## Problems to solve
A) In the passage below headed "Sometimes You Have to Smile," find the sentence "All in all, I was not particularly looking forward to the evening ahead." Render it in Spanish.
B) Answer these questions from the passage below headed "Sometimes You Have to Smile":
(i) Where was the early refugee meeting held?
(ii) What took the writer's wife out of town?
(iii) Who appeared at the office door asking about the meeting?
C) Continue the passage below headed "Sometimes You Have to Smile" from its last sentence.

## Passage
____________

Sometimes You Have to Smile
It was nearly 7:00 and I was staring down a long evening of back to back meetings (bible study, followed by a refugee information meeting) in the midst of a pretty frantic few weeks dominated by all manner of logistics with helping our new Syrian friends make their way in this new land. I had been up early for another refugee meeting at City Hall (I’ve been collecting committees as a hobby over these past few months) and the day had been a long one already. The kids needed to be driven hither and yon, there was a church AGM to get ready for the following day, and, as always, a sermon to prepare. And there was the looming prospect of the remainder of the week sans spouse as my wife left town this morning for a conference that will occupy the remainder of her week. All in all, I was not particularly looking forward to the evening ahead.
As I was in the final stages of steeling my resolve for the next three hours, a little old man gently poked his head around the corner of my office door. “Am I too early for the meeting?” he asked. I recognized him right away. He was the local Buddhist minister. I have seen him a number of times over the years at various funerals and events involving my wife’s extended family. I did not know him well, but he struck me as a kind, decent man whenever I had met him in the past.

____________

## Provided information
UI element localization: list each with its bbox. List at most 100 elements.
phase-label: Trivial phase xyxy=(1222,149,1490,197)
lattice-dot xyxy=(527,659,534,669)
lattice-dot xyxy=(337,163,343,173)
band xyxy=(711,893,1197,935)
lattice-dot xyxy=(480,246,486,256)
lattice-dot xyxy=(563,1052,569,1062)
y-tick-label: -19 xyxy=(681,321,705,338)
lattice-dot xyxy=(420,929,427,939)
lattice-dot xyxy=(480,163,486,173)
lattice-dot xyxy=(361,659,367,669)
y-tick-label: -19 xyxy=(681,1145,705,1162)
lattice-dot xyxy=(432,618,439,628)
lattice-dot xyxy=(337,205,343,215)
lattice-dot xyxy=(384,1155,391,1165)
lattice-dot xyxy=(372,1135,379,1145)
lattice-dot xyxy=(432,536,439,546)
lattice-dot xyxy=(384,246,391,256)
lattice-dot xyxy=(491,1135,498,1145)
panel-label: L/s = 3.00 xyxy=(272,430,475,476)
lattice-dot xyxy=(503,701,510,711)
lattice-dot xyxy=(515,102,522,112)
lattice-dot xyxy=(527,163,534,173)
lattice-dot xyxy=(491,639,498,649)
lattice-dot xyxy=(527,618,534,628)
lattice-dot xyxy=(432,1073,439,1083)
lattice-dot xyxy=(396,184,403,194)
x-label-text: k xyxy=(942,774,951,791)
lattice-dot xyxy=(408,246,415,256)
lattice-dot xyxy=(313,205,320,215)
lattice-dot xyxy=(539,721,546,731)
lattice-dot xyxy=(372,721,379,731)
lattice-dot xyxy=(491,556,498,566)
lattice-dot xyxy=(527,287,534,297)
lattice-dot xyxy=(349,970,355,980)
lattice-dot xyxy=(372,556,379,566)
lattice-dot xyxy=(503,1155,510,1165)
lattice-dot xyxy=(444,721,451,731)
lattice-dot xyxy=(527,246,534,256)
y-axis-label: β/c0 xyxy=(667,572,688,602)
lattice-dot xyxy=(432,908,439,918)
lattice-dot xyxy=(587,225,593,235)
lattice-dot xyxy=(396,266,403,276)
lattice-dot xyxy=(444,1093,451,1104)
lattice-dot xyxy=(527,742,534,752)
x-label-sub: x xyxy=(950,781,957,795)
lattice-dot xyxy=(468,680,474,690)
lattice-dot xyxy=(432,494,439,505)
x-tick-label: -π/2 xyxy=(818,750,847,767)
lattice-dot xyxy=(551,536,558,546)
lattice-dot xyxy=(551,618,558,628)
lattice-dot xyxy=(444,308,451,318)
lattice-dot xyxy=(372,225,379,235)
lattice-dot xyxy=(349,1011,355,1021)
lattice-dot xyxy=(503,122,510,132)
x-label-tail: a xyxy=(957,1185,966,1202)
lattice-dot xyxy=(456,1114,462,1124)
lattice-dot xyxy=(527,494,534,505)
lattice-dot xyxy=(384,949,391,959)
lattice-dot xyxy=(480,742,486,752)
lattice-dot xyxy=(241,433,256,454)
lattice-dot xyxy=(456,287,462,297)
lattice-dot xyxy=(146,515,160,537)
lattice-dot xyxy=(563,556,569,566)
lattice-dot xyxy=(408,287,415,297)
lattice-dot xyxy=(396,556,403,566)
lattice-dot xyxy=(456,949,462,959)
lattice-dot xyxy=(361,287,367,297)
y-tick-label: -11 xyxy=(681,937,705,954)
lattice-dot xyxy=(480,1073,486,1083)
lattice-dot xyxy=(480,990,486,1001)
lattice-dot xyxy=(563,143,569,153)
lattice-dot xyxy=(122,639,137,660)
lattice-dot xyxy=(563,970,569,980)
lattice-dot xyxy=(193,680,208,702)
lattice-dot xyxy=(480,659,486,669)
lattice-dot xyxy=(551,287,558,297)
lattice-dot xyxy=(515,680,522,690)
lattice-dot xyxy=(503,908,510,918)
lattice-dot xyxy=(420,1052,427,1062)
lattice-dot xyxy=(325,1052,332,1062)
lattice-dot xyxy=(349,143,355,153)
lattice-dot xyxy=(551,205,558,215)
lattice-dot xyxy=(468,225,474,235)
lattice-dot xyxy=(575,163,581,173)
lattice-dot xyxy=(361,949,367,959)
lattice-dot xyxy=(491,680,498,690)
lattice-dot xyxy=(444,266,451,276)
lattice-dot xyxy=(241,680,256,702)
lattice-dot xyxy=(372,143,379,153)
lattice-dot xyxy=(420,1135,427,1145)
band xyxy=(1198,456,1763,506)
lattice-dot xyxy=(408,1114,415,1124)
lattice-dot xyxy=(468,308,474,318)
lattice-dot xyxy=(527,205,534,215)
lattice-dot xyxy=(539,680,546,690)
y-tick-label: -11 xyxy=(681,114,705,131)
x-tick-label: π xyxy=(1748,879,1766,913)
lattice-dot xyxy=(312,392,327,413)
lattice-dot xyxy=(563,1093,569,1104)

____________

## Answers by task
A) En resumidas cuentas, no tenía muchas ganas de que llegara la noche que me esperaba.

B)
(i) It was held at City Hall.
(ii) She went to a conference.
(iii) The local Buddhist minister appeared at the door.

C)
“Well, you’re a little early,” I said. “It doesn’t start until 8:00.” I had no idea how he had even heard about the meeting, but I assumed he would leave and come back later. Or just leave. He smiled and said nothing. I waited for him to indicate what his plans were (bible study was to start downstairs in five minutes) but he seemed content to just smile. “Well, I need to go downstairs to lead a bible study…” I said, hoping he would take the hint. “Oh, ok.” He was still smiling. “May I join you?” I stared blankly at him for a minute. “You mean, for bible study?” I asked, stupidly. “Yes,” he said. Still smiling. I stood there for a moment, pondering the unlikelihood of this scene. I thought about all the people who, in my situation, would say something like, “You have someone asking to join you for bible study! What are you waiting for?!” I smiled now, too. “Yes, of course you can join us.”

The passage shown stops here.